Task to complete =>
Take the records underneath and set them down exactly.
## start Given records
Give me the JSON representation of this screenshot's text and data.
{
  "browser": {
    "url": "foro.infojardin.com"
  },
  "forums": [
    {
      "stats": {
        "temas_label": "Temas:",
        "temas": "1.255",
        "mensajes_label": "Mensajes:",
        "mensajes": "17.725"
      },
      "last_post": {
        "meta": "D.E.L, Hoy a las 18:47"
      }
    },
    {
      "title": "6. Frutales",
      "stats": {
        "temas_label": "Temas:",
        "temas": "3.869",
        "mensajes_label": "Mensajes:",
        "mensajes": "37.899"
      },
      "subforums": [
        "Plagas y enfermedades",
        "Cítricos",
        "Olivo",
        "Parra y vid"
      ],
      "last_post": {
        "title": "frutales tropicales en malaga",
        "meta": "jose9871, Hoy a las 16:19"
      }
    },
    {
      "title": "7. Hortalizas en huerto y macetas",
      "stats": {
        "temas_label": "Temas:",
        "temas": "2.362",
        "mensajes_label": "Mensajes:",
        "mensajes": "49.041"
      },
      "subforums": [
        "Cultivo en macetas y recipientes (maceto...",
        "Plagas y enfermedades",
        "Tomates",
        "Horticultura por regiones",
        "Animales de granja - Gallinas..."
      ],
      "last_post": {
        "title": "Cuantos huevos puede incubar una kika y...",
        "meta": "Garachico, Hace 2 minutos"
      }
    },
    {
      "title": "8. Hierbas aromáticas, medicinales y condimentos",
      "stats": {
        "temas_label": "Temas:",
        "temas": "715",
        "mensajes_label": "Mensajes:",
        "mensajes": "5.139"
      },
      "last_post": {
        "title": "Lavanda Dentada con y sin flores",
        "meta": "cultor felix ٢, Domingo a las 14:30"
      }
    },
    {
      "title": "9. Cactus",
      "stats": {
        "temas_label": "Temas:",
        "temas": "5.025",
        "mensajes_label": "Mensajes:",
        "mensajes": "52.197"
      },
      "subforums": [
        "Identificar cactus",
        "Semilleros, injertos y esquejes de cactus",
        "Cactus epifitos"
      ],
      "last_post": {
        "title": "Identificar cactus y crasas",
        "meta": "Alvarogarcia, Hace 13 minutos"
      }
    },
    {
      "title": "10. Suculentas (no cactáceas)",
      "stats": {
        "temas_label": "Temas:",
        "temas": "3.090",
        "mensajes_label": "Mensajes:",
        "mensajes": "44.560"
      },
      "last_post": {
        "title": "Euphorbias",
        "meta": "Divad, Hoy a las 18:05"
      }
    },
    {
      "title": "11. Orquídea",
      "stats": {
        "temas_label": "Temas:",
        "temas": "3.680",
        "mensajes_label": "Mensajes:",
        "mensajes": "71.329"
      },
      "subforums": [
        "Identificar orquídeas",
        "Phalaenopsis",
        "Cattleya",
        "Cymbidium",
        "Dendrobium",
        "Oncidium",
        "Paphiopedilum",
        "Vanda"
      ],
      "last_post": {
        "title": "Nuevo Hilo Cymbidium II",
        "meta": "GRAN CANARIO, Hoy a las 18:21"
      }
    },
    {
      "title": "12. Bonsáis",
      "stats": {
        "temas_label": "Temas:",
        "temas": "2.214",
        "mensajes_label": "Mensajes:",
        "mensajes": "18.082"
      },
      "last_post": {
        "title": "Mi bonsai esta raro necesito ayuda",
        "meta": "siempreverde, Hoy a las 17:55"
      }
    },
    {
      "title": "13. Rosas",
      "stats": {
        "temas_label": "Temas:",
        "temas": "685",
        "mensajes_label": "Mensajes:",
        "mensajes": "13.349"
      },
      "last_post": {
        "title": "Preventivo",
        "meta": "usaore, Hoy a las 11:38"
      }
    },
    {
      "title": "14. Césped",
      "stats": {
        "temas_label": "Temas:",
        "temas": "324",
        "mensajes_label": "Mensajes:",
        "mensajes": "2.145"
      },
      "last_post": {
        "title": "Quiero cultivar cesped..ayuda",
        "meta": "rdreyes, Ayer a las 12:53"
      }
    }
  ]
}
## end Given records
Response for this exercise =>
Give me the JSON representation of this screenshot's text and data.
{
  "browser": {
    "url": "foro.infojardin.com"
  },
  "forums": [
    {
      "stats": {
        "temas_label": "Temas:",
        "temas": "1.255",
        "mensajes_label": "Mensajes:",
        "mensajes": "17.725"
      },
      "last_post": {
        "meta": "D.E.L, Hoy a las 18:47"
      }
    },
    {
      "title": "6. Frutales",
      "stats": {
        "temas_label": "Temas:",
        "temas": "3.869",
        "mensajes_label": "Mensajes:",
        "mensajes": "37.899"
      },
      "subforums": [
        "Plagas y enfermedades",
        "Cítricos",
        "Olivo",
        "Parra y vid"
      ],
      "last_post": {
        "title": "frutales tropicales en malaga",
        "meta": "jose9871, Hoy a las 16:19"
      }
    },
    {
      "title": "7. Hortalizas en huerto y macetas",
      "stats": {
        "temas_label": "Temas:",
        "temas": "2.362",
        "mensajes_label": "Mensajes:",
        "mensajes": "49.041"
      },
      "subforums": [
        "Cultivo en macetas y recipientes (maceto...",
        "Plagas y enfermedades",
        "Tomates",
        "Horticultura por regiones",
        "Animales de granja - Gallinas..."
      ],
      "last_post": {
        "title": "Cuantos huevos puede incubar una kika y...",
        "meta": "Garachico, Hace 2 minutos"
      }
    },
    {
      "title": "8. Hierbas aromáticas, medicinales y condimentos",
      "stats": {
        "temas_label": "Temas:",
        "temas": "715",
        "mensajes_label": "Mensajes:",
        "mensajes": "5.139"
      },
      "last_post": {
        "title": "Lavanda Dentada con y sin flores",
        "meta": "cultor felix ٢, Domingo a las 14:30"
      }
    },
    {
      "title": "9. Cactus",
      "stats": {
        "temas_label": "Temas:",
        "temas": "5.025",
        "mensajes_label": "Mensajes:",
        "mensajes": "52.197"
      },
      "subforums": [
        "Identificar cactus",
        "Semilleros, injertos y esquejes de cactus",
        "Cactus epifitos"
      ],
      "last_post": {
        "title": "Identificar cactus y crasas",
        "meta": "Alvarogarcia, Hace 13 minutos"
      }
    },
    {
      "title": "10. Suculentas (no cactáceas)",
      "stats": {
        "temas_label": "Temas:",
        "temas": "3.090",
        "mensajes_label": "Mensajes:",
        "mensajes": "44.560"
      },
      "last_post": {
        "title": "Euphorbias",
        "meta": "Divad, Hoy a las 18:05"
      }
    },
    {
      "title": "11. Orquídea",
      "stats": {
        "temas_label": "Temas:",
        "temas": "3.680",
        "mensajes_label": "Mensajes:",
        "mensajes": "71.329"
      },
      "subforums": [
        "Identificar orquídeas",
        "Phalaenopsis",
        "Cattleya",
        "Cymbidium",
        "Dendrobium",
        "Oncidium",
        "Paphiopedilum",
        "Vanda"
      ],
      "last_post": {
        "title": "Nuevo Hilo Cymbidium II",
        "meta": "GRAN CANARIO, Hoy a las 18:21"
      }
    },
    {
      "title": "12. Bonsáis",
      "stats": {
        "temas_label": "Temas:",
        "temas": "2.214",
        "mensajes_label": "Mensajes:",
        "mensajes": "18.082"
      },
      "last_post": {
        "title": "Mi bonsai esta raro necesito ayuda",
        "meta": "siempreverde, Hoy a las 17:55"
      }
    },
    {
      "title": "13. Rosas",
      "stats": {
        "temas_label": "Temas:",
        "temas": "685",
        "mensajes_label": "Mensajes:",
        "mensajes": "13.349"
      },
      "last_post": {
        "title": "Preventivo",
        "meta": "usaore, Hoy a las 11:38"
      }
    },
    {
      "title": "14. Césped",
      "stats": {
        "temas_label": "Temas:",
        "temas": "324",
        "mensajes_label": "Mensajes:",
        "mensajes": "2.145"
      },
      "last_post": {
        "title": "Quiero cultivar cesped..ayuda",
        "meta": "rdreyes, Ayer a las 12:53"
      }
    }
  ]
}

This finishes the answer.